> Listing:
"""

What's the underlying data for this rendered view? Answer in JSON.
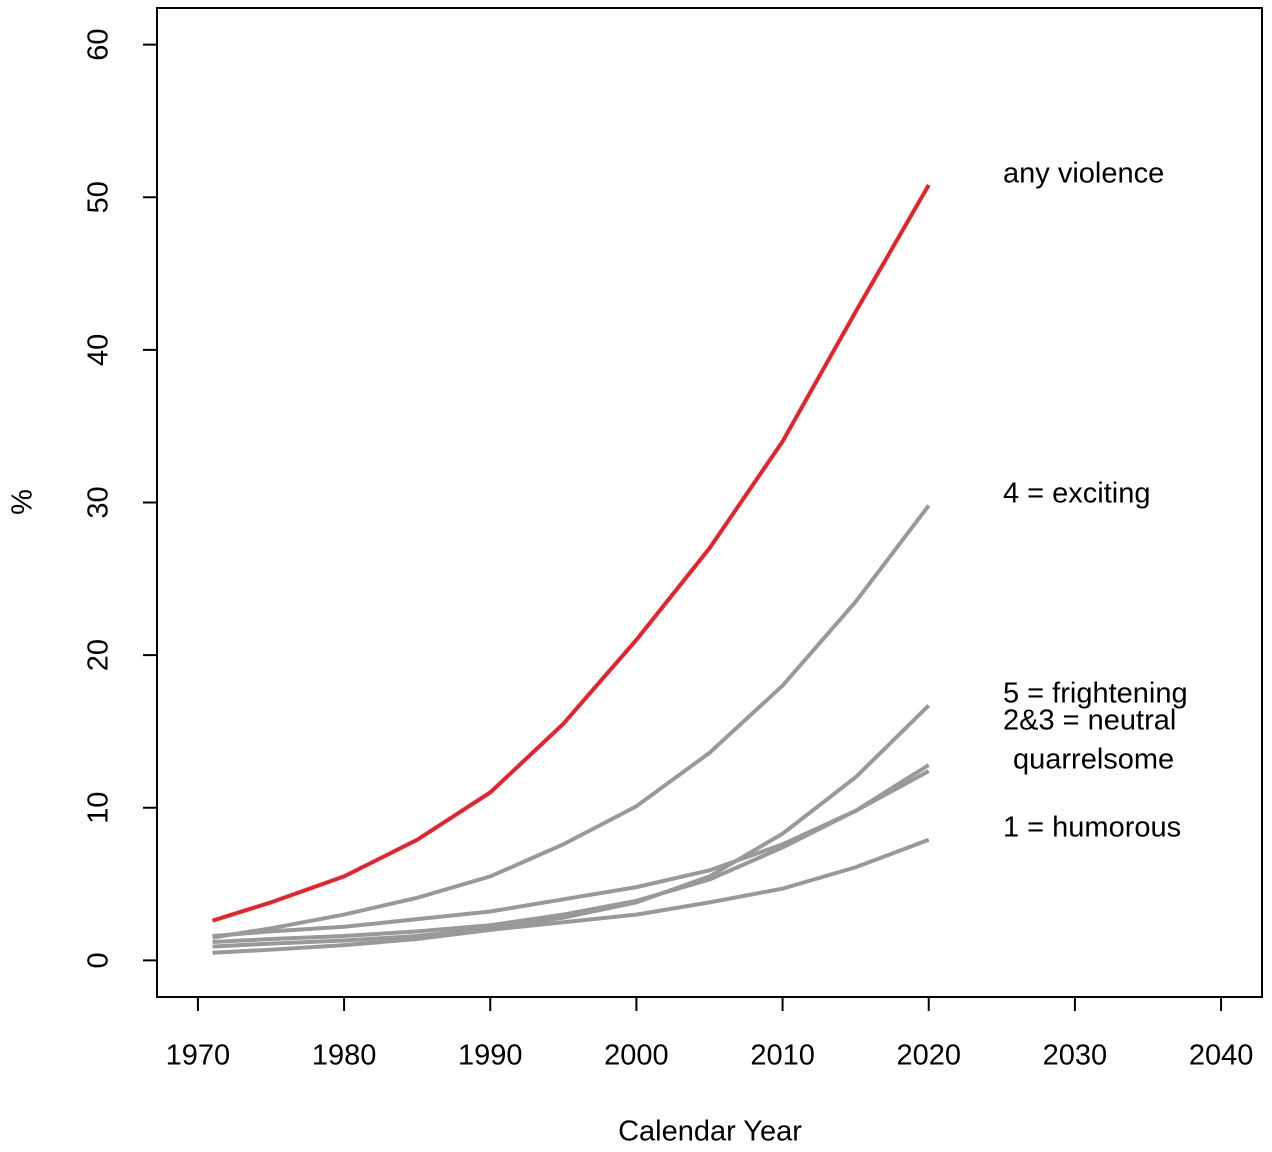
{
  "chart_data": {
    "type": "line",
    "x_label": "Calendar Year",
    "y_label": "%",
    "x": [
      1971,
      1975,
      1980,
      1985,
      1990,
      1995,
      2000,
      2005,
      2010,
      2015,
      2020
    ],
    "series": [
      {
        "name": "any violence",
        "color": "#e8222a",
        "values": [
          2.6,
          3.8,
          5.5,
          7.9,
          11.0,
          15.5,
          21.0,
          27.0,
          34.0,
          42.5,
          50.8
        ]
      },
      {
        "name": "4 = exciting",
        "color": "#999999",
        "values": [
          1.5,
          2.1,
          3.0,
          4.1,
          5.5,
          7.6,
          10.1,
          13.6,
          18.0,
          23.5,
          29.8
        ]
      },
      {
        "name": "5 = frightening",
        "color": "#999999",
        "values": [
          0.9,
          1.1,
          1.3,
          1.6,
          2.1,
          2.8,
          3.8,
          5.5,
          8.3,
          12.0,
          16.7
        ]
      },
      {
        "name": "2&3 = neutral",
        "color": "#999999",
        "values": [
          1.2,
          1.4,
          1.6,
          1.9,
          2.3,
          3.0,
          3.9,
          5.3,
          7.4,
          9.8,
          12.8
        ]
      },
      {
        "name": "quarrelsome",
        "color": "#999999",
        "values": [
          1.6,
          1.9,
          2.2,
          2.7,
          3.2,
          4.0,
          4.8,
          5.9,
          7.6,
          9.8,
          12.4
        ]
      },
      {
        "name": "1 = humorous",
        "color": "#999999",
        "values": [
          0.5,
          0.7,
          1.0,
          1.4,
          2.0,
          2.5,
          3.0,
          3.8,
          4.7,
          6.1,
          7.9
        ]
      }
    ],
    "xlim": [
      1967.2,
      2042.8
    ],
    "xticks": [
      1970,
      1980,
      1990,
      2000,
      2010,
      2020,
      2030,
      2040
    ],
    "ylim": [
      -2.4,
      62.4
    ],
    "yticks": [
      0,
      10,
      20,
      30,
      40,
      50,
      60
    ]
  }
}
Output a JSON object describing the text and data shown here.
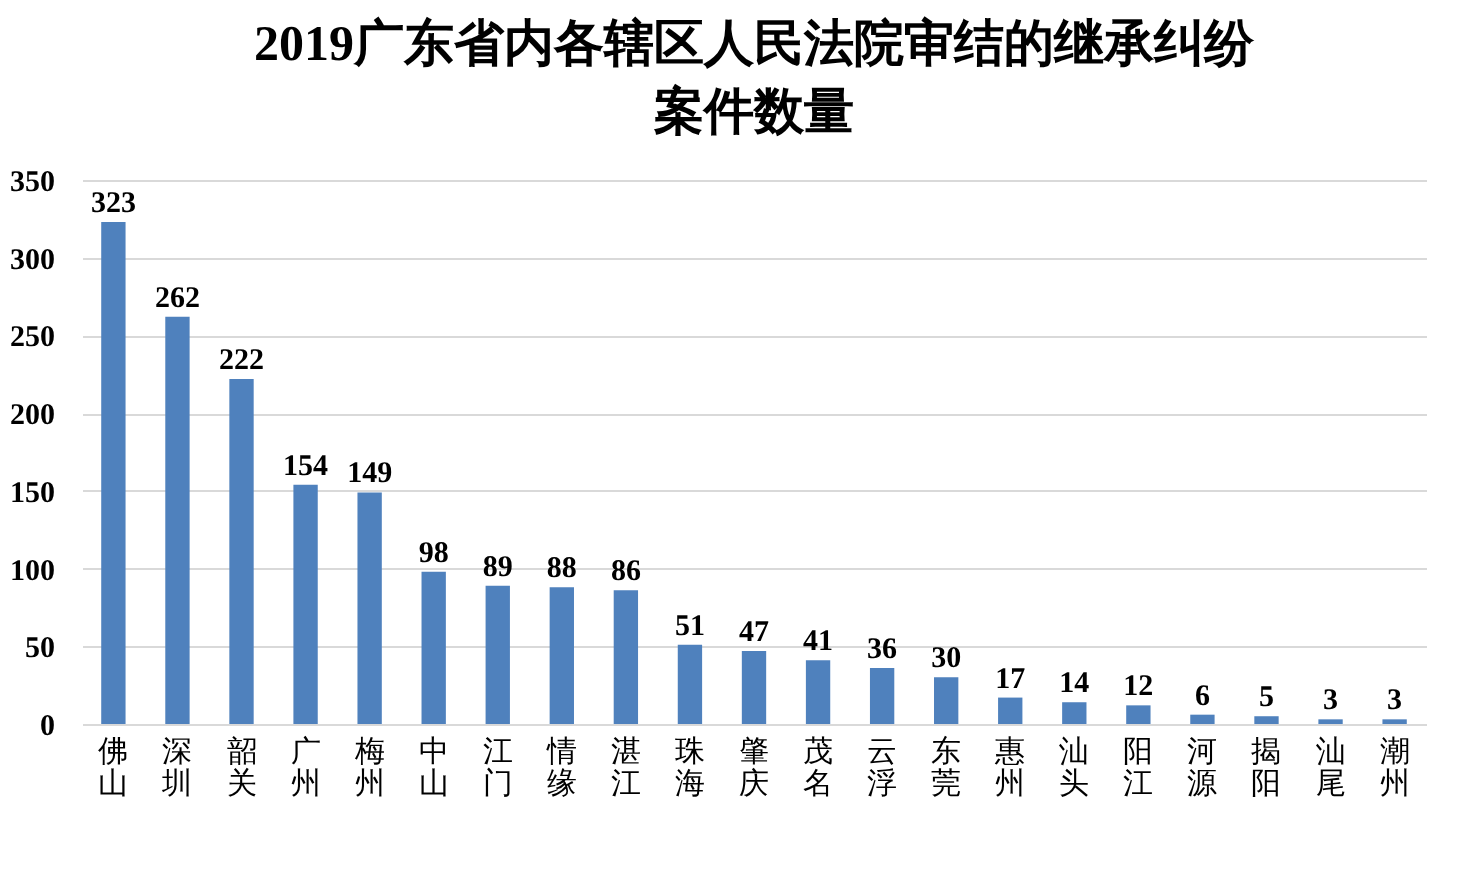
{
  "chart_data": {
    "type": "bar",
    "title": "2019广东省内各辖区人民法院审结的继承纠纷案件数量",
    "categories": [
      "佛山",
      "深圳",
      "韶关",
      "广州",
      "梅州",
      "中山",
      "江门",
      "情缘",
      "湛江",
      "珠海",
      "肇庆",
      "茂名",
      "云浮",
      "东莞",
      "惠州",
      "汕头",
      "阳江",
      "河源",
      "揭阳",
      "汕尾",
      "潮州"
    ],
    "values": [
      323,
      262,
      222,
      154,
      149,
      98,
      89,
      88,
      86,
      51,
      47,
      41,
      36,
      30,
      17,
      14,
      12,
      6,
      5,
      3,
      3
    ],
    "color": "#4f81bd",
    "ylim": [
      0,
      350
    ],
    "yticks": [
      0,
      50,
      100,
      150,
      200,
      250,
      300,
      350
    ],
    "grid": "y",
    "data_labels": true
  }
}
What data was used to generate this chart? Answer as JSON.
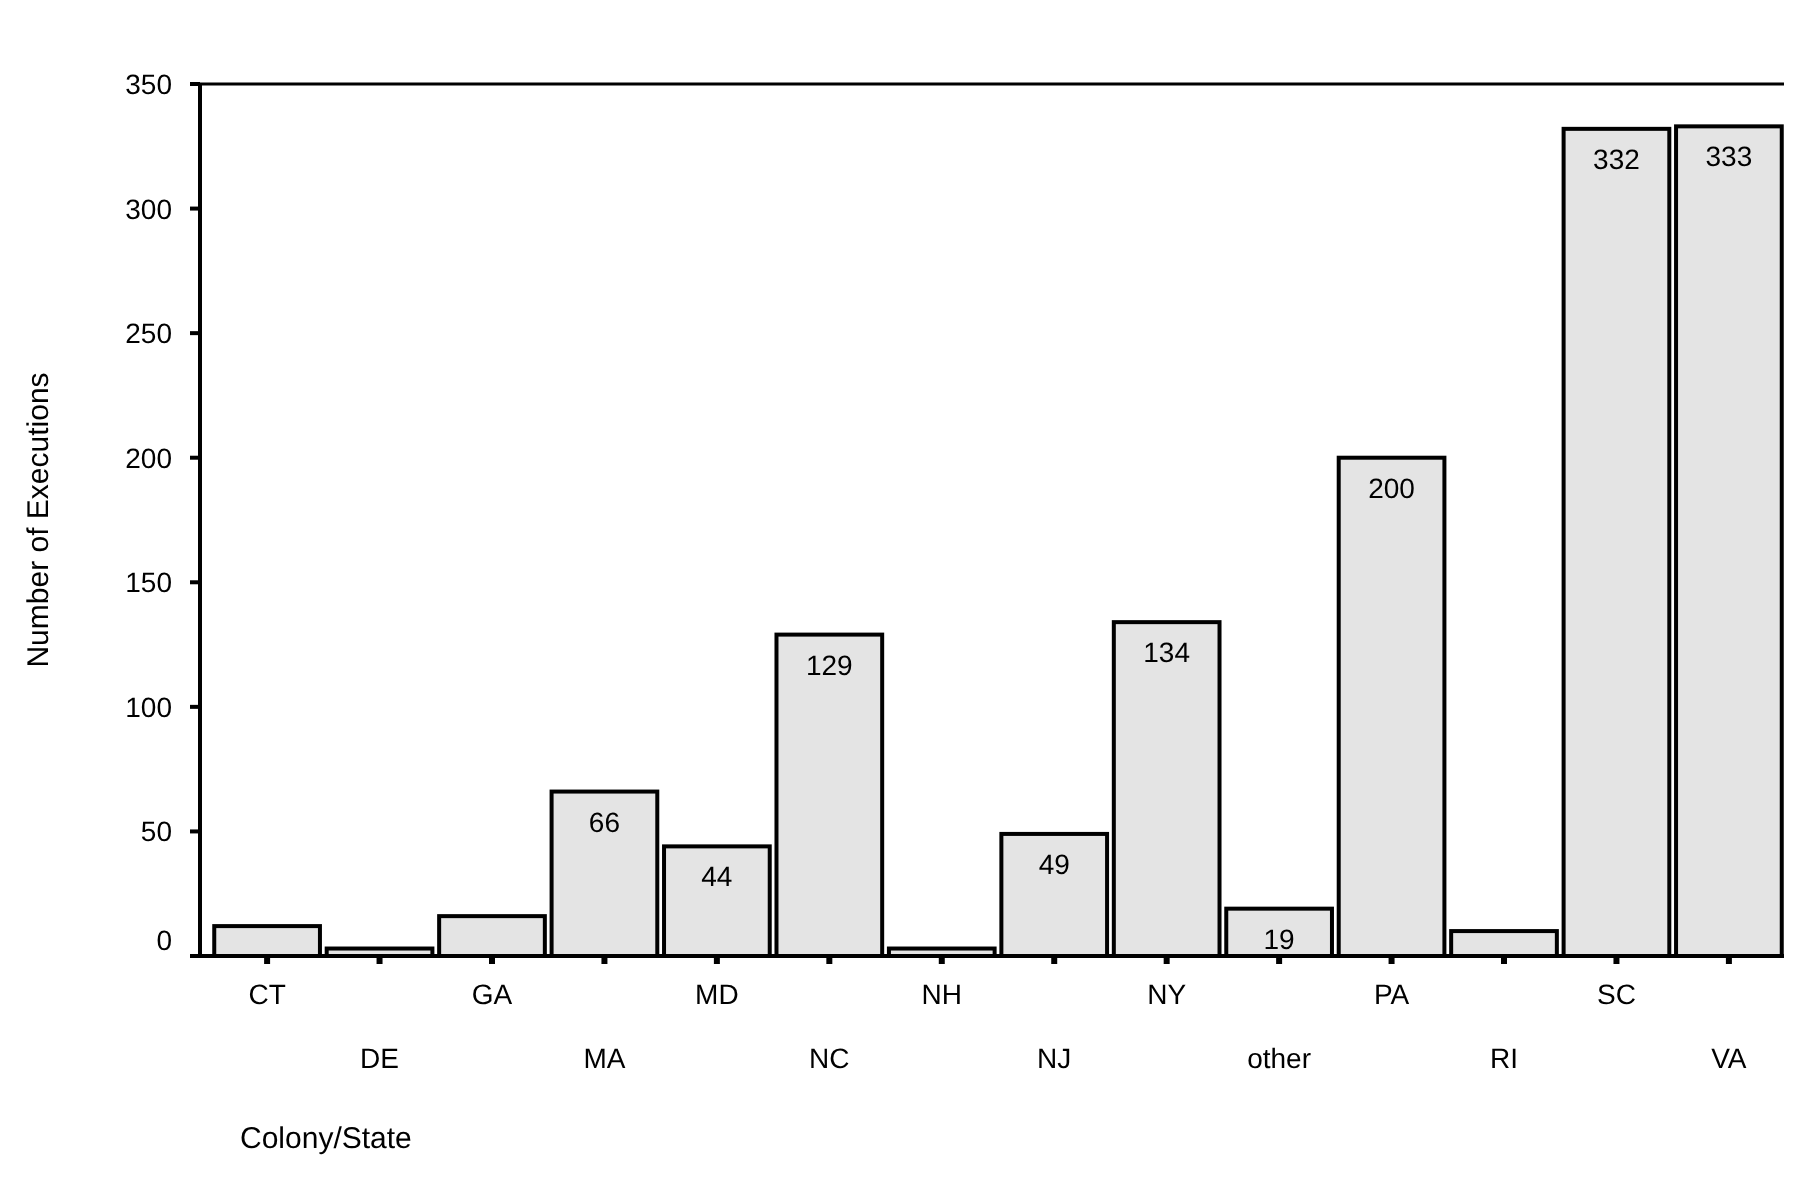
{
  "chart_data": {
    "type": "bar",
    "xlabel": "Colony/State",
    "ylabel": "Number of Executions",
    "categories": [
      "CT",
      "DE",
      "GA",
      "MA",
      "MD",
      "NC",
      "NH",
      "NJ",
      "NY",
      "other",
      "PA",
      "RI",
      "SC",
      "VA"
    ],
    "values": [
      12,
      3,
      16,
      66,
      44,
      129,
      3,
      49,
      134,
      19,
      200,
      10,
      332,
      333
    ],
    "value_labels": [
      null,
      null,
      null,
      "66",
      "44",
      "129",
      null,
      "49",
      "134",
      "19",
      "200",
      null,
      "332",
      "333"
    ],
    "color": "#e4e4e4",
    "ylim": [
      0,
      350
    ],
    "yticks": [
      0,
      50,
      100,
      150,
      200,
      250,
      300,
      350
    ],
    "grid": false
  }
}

"""

> Set exercise: Reproduce all of the data exactly; the pictures do not belong in the copy.

> Completed exercise:
What's the underlying data for this rendered view? Answer in JSON.
{
  "chart_data": {
    "type": "line",
    "x_label": "Calendar Year",
    "y_label": "%",
    "x": [
      1971,
      1975,
      1980,
      1985,
      1990,
      1995,
      2000,
      2005,
      2010,
      2015,
      2020
    ],
    "series": [
      {
        "name": "any violence",
        "color": "#e8222a",
        "values": [
          2.6,
          3.8,
          5.5,
          7.9,
          11.0,
          15.5,
          21.0,
          27.0,
          34.0,
          42.5,
          50.8
        ]
      },
      {
        "name": "4 = exciting",
        "color": "#999999",
        "values": [
          1.5,
          2.1,
          3.0,
          4.1,
          5.5,
          7.6,
          10.1,
          13.6,
          18.0,
          23.5,
          29.8
        ]
      },
      {
        "name": "5 = frightening",
        "color": "#999999",
        "values": [
          0.9,
          1.1,
          1.3,
          1.6,
          2.1,
          2.8,
          3.8,
          5.5,
          8.3,
          12.0,
          16.7
        ]
      },
      {
        "name": "2&3 = neutral",
        "color": "#999999",
        "values": [
          1.2,
          1.4,
          1.6,
          1.9,
          2.3,
          3.0,
          3.9,
          5.3,
          7.4,
          9.8,
          12.8
        ]
      },
      {
        "name": "quarrelsome",
        "color": "#999999",
        "values": [
          1.6,
          1.9,
          2.2,
          2.7,
          3.2,
          4.0,
          4.8,
          5.9,
          7.6,
          9.8,
          12.4
        ]
      },
      {
        "name": "1 = humorous",
        "color": "#999999",
        "values": [
          0.5,
          0.7,
          1.0,
          1.4,
          2.0,
          2.5,
          3.0,
          3.8,
          4.7,
          6.1,
          7.9
        ]
      }
    ],
    "xlim": [
      1967.2,
      2042.8
    ],
    "xticks": [
      1970,
      1980,
      1990,
      2000,
      2010,
      2020,
      2030,
      2040
    ],
    "ylim": [
      -2.4,
      62.4
    ],
    "yticks": [
      0,
      10,
      20,
      30,
      40,
      50,
      60
    ]
  }
}
Output a JSON object describing the text and data shown here.
{
  "chart_data": {
    "type": "bar",
    "title": "2019广东省内各辖区人民法院审结的继承纠纷案件数量",
    "categories": [
      "佛山",
      "深圳",
      "韶关",
      "广州",
      "梅州",
      "中山",
      "江门",
      "情缘",
      "湛江",
      "珠海",
      "肇庆",
      "茂名",
      "云浮",
      "东莞",
      "惠州",
      "汕头",
      "阳江",
      "河源",
      "揭阳",
      "汕尾",
      "潮州"
    ],
    "values": [
      323,
      262,
      222,
      154,
      149,
      98,
      89,
      88,
      86,
      51,
      47,
      41,
      36,
      30,
      17,
      14,
      12,
      6,
      5,
      3,
      3
    ],
    "color": "#4f81bd",
    "ylim": [
      0,
      350
    ],
    "yticks": [
      0,
      50,
      100,
      150,
      200,
      250,
      300,
      350
    ],
    "grid": "y",
    "data_labels": true
  }
}
What data was used to generate this chart? Answer as JSON.
{
  "chart_data": {
    "type": "bar",
    "xlabel": "Colony/State",
    "ylabel": "Number of Executions",
    "categories": [
      "CT",
      "DE",
      "GA",
      "MA",
      "MD",
      "NC",
      "NH",
      "NJ",
      "NY",
      "other",
      "PA",
      "RI",
      "SC",
      "VA"
    ],
    "values": [
      12,
      3,
      16,
      66,
      44,
      129,
      3,
      49,
      134,
      19,
      200,
      10,
      332,
      333
    ],
    "value_labels": [
      null,
      null,
      null,
      "66",
      "44",
      "129",
      null,
      "49",
      "134",
      "19",
      "200",
      null,
      "332",
      "333"
    ],
    "color": "#e4e4e4",
    "ylim": [
      0,
      350
    ],
    "yticks": [
      0,
      50,
      100,
      150,
      200,
      250,
      300,
      350
    ],
    "grid": false
  }
}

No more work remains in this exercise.